What is expected: Only lines with the string "teks" matter here; gather them from the material below.

Task data:
------------------------------------------------

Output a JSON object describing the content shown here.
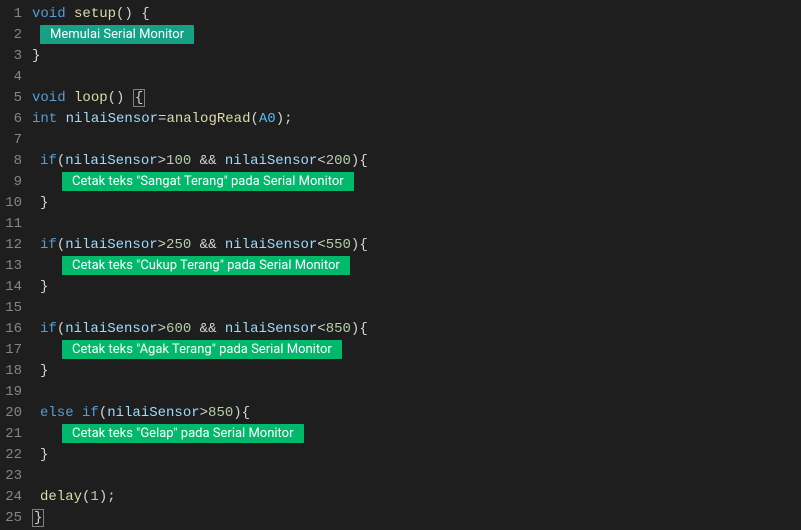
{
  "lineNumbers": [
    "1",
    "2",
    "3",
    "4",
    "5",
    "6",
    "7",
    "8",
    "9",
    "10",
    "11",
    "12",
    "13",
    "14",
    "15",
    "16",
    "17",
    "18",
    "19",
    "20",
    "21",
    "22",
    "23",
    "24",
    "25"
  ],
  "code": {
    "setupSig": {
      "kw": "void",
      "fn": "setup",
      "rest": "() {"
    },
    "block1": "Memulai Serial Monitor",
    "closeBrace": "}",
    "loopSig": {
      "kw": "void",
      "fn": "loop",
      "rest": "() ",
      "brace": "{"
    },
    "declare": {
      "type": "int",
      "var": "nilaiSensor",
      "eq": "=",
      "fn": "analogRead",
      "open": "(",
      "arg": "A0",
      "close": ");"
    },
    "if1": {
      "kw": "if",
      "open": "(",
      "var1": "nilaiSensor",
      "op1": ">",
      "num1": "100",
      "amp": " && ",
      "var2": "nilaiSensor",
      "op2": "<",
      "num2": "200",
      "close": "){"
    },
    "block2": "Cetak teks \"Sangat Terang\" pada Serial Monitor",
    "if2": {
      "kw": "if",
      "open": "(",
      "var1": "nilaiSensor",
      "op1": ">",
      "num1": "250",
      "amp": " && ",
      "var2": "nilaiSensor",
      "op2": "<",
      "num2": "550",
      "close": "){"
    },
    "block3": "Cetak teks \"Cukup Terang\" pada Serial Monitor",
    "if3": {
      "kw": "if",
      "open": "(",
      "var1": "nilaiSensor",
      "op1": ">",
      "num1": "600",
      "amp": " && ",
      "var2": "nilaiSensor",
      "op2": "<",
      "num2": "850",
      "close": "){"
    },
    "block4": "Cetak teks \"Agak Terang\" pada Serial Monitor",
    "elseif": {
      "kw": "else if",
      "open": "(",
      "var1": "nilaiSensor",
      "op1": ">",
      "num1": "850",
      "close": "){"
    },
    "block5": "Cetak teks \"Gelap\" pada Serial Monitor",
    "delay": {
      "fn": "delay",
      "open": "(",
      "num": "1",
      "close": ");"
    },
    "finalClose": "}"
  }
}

------------------------------------------------

Solution:
    "block2": "Cetak teks \"Sangat Terang\" pada Serial Monitor",
    "block3": "Cetak teks \"Cukup Terang\" pada Serial Monitor",
    "block4": "Cetak teks \"Agak Terang\" pada Serial Monitor",
    "block5": "Cetak teks \"Gelap\" pada Serial Monitor",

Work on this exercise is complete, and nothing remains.